# START OF Record set

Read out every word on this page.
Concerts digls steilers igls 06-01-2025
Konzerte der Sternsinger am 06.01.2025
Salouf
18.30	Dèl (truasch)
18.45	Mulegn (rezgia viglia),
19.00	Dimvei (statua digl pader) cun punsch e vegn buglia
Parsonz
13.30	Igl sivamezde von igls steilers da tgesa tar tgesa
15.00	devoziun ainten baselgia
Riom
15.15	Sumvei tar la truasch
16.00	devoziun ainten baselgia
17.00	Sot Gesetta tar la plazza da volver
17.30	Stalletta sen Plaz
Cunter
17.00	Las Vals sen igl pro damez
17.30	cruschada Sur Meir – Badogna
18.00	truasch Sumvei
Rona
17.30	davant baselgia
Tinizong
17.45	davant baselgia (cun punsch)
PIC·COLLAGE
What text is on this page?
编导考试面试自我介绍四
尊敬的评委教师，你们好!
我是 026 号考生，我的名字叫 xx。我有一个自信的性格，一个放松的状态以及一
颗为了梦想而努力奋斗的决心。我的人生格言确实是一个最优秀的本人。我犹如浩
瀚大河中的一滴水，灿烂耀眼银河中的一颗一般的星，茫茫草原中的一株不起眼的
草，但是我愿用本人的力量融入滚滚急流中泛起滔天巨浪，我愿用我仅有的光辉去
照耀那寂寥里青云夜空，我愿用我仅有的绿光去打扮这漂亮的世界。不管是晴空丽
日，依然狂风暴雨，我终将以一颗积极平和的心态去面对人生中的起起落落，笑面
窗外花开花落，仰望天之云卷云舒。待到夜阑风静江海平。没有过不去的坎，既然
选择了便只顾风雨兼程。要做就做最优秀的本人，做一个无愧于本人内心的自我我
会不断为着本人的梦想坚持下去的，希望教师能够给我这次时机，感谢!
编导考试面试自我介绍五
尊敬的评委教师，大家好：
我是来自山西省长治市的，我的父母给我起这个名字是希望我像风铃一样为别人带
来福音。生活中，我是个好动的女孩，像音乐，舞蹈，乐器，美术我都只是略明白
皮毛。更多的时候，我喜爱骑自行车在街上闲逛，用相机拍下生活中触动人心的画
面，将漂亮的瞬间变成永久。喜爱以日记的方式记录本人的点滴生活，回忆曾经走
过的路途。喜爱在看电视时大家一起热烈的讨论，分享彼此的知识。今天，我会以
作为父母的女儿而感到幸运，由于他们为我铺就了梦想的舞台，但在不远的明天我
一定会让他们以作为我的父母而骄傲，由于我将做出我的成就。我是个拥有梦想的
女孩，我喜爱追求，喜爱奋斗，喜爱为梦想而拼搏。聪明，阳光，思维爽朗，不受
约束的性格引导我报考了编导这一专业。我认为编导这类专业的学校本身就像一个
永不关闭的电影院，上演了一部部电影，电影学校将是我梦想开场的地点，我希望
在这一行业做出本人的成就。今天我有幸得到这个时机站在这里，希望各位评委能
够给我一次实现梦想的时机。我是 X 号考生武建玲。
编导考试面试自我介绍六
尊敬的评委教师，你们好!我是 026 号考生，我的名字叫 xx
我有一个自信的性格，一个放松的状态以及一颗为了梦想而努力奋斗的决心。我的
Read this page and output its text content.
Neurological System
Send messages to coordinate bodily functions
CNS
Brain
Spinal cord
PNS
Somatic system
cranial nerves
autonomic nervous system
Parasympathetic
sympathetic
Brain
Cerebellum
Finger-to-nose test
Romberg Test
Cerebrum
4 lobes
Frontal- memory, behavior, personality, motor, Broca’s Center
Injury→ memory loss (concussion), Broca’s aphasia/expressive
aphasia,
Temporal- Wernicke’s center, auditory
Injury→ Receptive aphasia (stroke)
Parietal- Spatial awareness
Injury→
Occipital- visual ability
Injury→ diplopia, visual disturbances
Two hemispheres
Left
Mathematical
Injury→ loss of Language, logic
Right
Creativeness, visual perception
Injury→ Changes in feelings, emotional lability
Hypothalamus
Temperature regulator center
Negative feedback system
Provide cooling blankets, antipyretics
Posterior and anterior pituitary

# END OF Record set

● Work instructions:
Copy out each record exactly as given, omitting none.

● Response:
Read out every word on this page.
Concerts digls steilers igls 06-01-2025
Konzerte der Sternsinger am 06.01.2025
Salouf
18.30	Dèl (truasch)
18.45	Mulegn (rezgia viglia),
19.00	Dimvei (statua digl pader) cun punsch e vegn buglia
Parsonz
13.30	Igl sivamezde von igls steilers da tgesa tar tgesa
15.00	devoziun ainten baselgia
Riom
15.15	Sumvei tar la truasch
16.00	devoziun ainten baselgia
17.00	Sot Gesetta tar la plazza da volver
17.30	Stalletta sen Plaz
Cunter
17.00	Las Vals sen igl pro damez
17.30	cruschada Sur Meir – Badogna
18.00	truasch Sumvei
Rona
17.30	davant baselgia
Tinizong
17.45	davant baselgia (cun punsch)
PIC·COLLAGE
What text is on this page?
编导考试面试自我介绍四
尊敬的评委教师，你们好!
我是 026 号考生，我的名字叫 xx。我有一个自信的性格，一个放松的状态以及一
颗为了梦想而努力奋斗的决心。我的人生格言确实是一个最优秀的本人。我犹如浩
瀚大河中的一滴水，灿烂耀眼银河中的一颗一般的星，茫茫草原中的一株不起眼的
草，但是我愿用本人的力量融入滚滚急流中泛起滔天巨浪，我愿用我仅有的光辉去
照耀那寂寥里青云夜空，我愿用我仅有的绿光去打扮这漂亮的世界。不管是晴空丽
日，依然狂风暴雨，我终将以一颗积极平和的心态去面对人生中的起起落落，笑面
窗外花开花落，仰望天之云卷云舒。待到夜阑风静江海平。没有过不去的坎，既然
选择了便只顾风雨兼程。要做就做最优秀的本人，做一个无愧于本人内心的自我我
会不断为着本人的梦想坚持下去的，希望教师能够给我这次时机，感谢!
编导考试面试自我介绍五
尊敬的评委教师，大家好：
我是来自山西省长治市的，我的父母给我起这个名字是希望我像风铃一样为别人带
来福音。生活中，我是个好动的女孩，像音乐，舞蹈，乐器，美术我都只是略明白
皮毛。更多的时候，我喜爱骑自行车在街上闲逛，用相机拍下生活中触动人心的画
面，将漂亮的瞬间变成永久。喜爱以日记的方式记录本人的点滴生活，回忆曾经走
过的路途。喜爱在看电视时大家一起热烈的讨论，分享彼此的知识。今天，我会以
作为父母的女儿而感到幸运，由于他们为我铺就了梦想的舞台，但在不远的明天我
一定会让他们以作为我的父母而骄傲，由于我将做出我的成就。我是个拥有梦想的
女孩，我喜爱追求，喜爱奋斗，喜爱为梦想而拼搏。聪明，阳光，思维爽朗，不受
约束的性格引导我报考了编导这一专业。我认为编导这类专业的学校本身就像一个
永不关闭的电影院，上演了一部部电影，电影学校将是我梦想开场的地点，我希望
在这一行业做出本人的成就。今天我有幸得到这个时机站在这里，希望各位评委能
够给我一次实现梦想的时机。我是 X 号考生武建玲。
编导考试面试自我介绍六
尊敬的评委教师，你们好!我是 026 号考生，我的名字叫 xx
我有一个自信的性格，一个放松的状态以及一颗为了梦想而努力奋斗的决心。我的
Read this page and output its text content.
Neurological System
Send messages to coordinate bodily functions
CNS
Brain
Spinal cord
PNS
Somatic system
cranial nerves
autonomic nervous system
Parasympathetic
sympathetic
Brain
Cerebellum
Finger-to-nose test
Romberg Test
Cerebrum
4 lobes
Frontal- memory, behavior, personality, motor, Broca’s Center
Injury→ memory loss (concussion), Broca’s aphasia/expressive
aphasia,
Temporal- Wernicke’s center, auditory
Injury→ Receptive aphasia (stroke)
Parietal- Spatial awareness
Injury→
Occipital- visual ability
Injury→ diplopia, visual disturbances
Two hemispheres
Left
Mathematical
Injury→ loss of Language, logic
Right
Creativeness, visual perception
Injury→ Changes in feelings, emotional lability
Hypothalamus
Temperature regulator center
Negative feedback system
Provide cooling blankets, antipyretics
Posterior and anterior pituitary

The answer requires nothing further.